→ **What this task involves**: From the listing below, pull each line that includes "lembar".

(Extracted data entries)
⁂

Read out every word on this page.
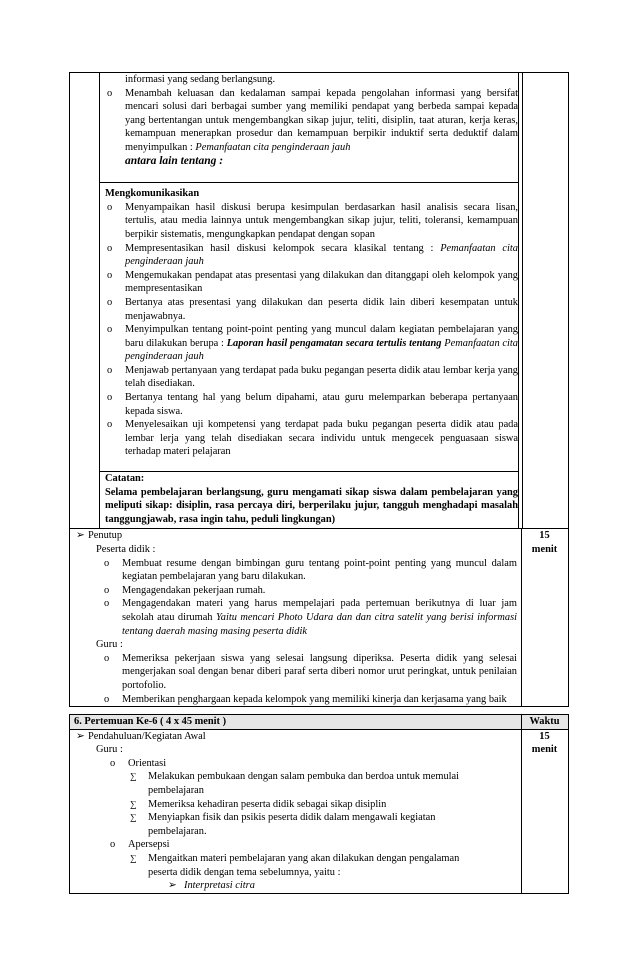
informasi yang sedang berlangsung.
o Menambah keluasan dan kedalaman sampai kepada pengolahan informasi yang bersifat mencari solusi dari berbagai sumber yang memiliki pendapat yang berbeda sampai kepada yang bertentangan untuk mengembangkan sikap jujur, teliti, disiplin, taat aturan, kerja keras, kemampuan menerapkan prosedur dan kemampuan berpikir induktif serta deduktif dalam menyimpulkan : Pemanfaatan cita penginderaan jauh
antara lain tentang :
Mengkomunikasikan
o Menyampaikan hasil diskusi berupa kesimpulan berdasarkan hasil analisis secara lisan, tertulis, atau media lainnya untuk mengembangkan sikap jujur, teliti, toleransi, kemampuan berpikir sistematis, mengungkapkan pendapat dengan sopan
o Mempresentasikan hasil diskusi kelompok secara klasikal tentang : Pemanfaatan cita penginderaan jauh
o Mengemukakan pendapat atas presentasi yang dilakukan dan ditanggapi oleh kelompok yang mempresentasikan
o Bertanya atas presentasi yang dilakukan dan peserta didik lain diberi kesempatan untuk menjawabnya.
o Menyimpulkan tentang point-point penting yang muncul dalam kegiatan pembelajaran yang baru dilakukan berupa : Laporan hasil pengamatan secara tertulis tentang Pemanfaatan cita penginderaan jauh
o Menjawab pertanyaan yang terdapat pada buku pegangan peserta didik atau lembar kerja yang telah disediakan.
o Bertanya tentang hal yang belum dipahami, atau guru melemparkan beberapa pertanyaan kepada siswa.
o Menyelesaikan uji kompetensi yang terdapat pada buku pegangan peserta didik atau pada lembar lerja yang telah disediakan secara individu untuk mengecek penguasaan siswa terhadap materi pelajaran
Catatan:
Selama pembelajaran berlangsung, guru mengamati sikap siswa dalam pembelajaran yang meliputi sikap: disiplin, rasa percaya diri, berperilaku jujur, tangguh menghadapi masalah tanggungjawab, rasa ingin tahu, peduli lingkungan)
➢ Penutup
Peserta didik :
o Membuat resume dengan bimbingan guru tentang point-point penting yang muncul dalam kegiatan pembelajaran yang baru dilakukan.
o Mengagendakan pekerjaan rumah.
o Mengagendakan materi yang harus mempelajari pada pertemuan berikutnya di luar jam sekolah atau dirumah Yaitu mencari Photo Udara dan dan citra satelit yang berisi informasi tentang daerah masing masing peserta didik
Guru :
o Memeriksa pekerjaan siswa yang selesai langsung diperiksa. Peserta didik yang selesai mengerjakan soal dengan benar diberi paraf serta diberi nomor urut peringkat, untuk penilaian portofolio.
o Memberikan penghargaan kepada kelompok yang memiliki kinerja dan kerjasama yang baik
15
menit
6. Pertemuan Ke-6 ( 4 x 45 menit )	Waktu
➢ Pendahuluan/Kegiatan Awal
Guru :
o Orientasi
∑ Melakukan pembukaan dengan salam pembuka dan berdoa untuk memulai pembelajaran
∑ Memeriksa kehadiran peserta didik sebagai sikap disiplin
∑ Menyiapkan fisik dan psikis peserta didik dalam mengawali kegiatan pembelajaran.
o Apersepsi
∑ Mengaitkan materi pembelajaran yang akan dilakukan dengan pengalaman peserta didik dengan tema sebelumnya, yaitu :
➢ Interpretasi citra
15
menit
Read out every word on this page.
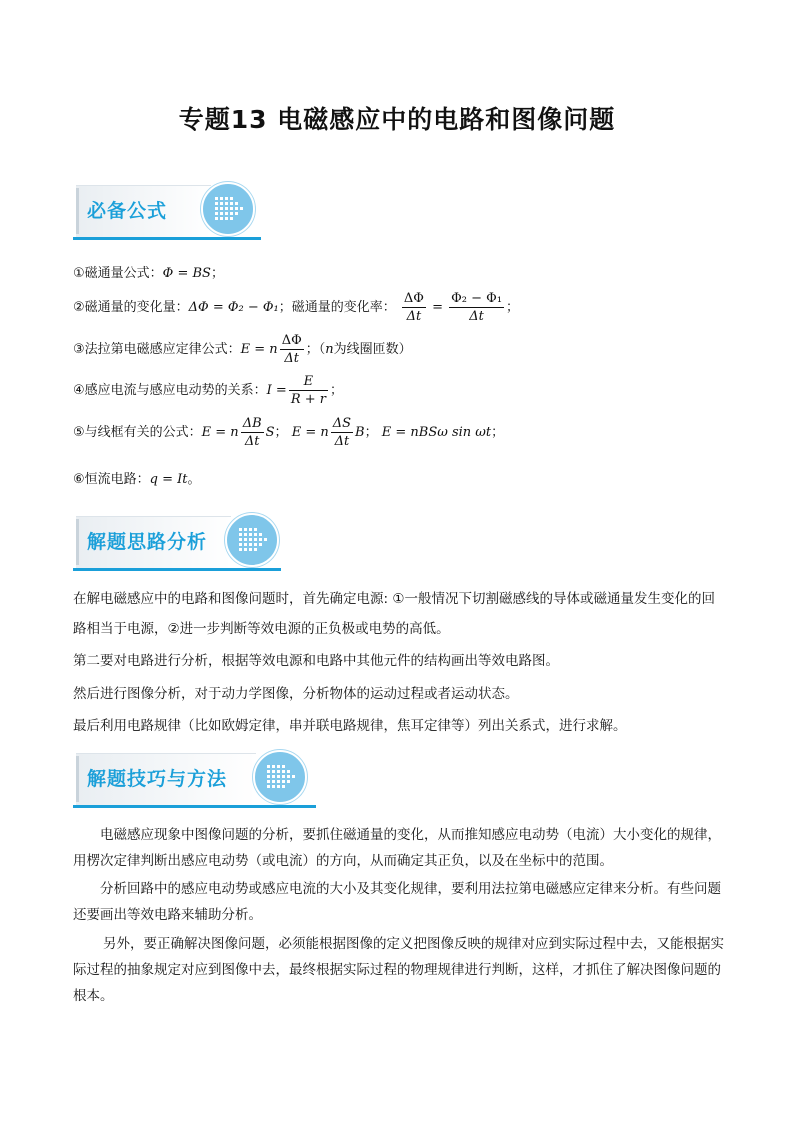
专题13 电磁感应中的电路和图像问题
必备公式
①磁通量公式：Φ = BS；
②磁通量的变化量：ΔΦ = Φ₂ − Φ₁；磁通量的变化率： $\frac{\Delta\Phi}{\Delta t} = \frac{\text{Φ₂ − Φ₁}}{\Delta t}$ ；
③法拉第电磁感应定律公式：E = n $\frac{\Delta\Phi}{\Delta t}$ ；（n为线圈匝数）
④感应电流与感应电动势的关系：$I = \frac{E}{R + r}$ ；
⑤与线框有关的公式：E = n $\frac{\Delta B}{\Delta t}$ S； E = n $\frac{\Delta S}{\Delta t}$ B； E = nBSω sin ωt；
⑥恒流电路：q = It。
解题思路分析
在解电磁感应中的电路和图像问题时，首先确定电源: ①一般情况下切割磁感线的导体或磁通量发生变化的回路相当于电源，②进一步判断等效电源的正负极或电势的高低。
第二要对电路进行分析，根据等效电源和电路中其他元件的结构画出等效电路图。
然后进行图像分析，对于动力学图像，分析物体的运动过程或者运动状态。
最后利用电路规律（比如欧姆定律，串并联电路规律，焦耳定律等）列出关系式，进行求解。
解题技巧与方法
电磁感应现象中图像问题的分析，要抓住磁通量的变化，从而推知感应电动势（电流）大小变化的规律，用楞次定律判断出感应电动势（或电流）的方向，从而确定其正负，以及在坐标中的范围。
分析回路中的感应电动势或感应电流的大小及其变化规律，要利用法拉第电磁感应定律来分析。有些问题还要画出等效电路来辅助分析。
另外，要正确解决图像问题，必须能根据图像的定义把图像反映的规律对应到实际过程中去，又能根据实际过程的抽象规定对应到图像中去，最终根据实际过程的物理规律进行判断，这样，才抓住了解决图像问题的根本。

⁂

→ **Final result**:
o Menjawab pertanyaan yang terdapat pada buku pegangan peserta didik atau lembar kerja yang telah disediakan.
o Menyelesaikan uji kompetensi yang terdapat pada buku pegangan peserta didik atau pada lembar lerja yang telah disediakan secara individu untuk mengecek penguasaan siswa terhadap materi pelajaran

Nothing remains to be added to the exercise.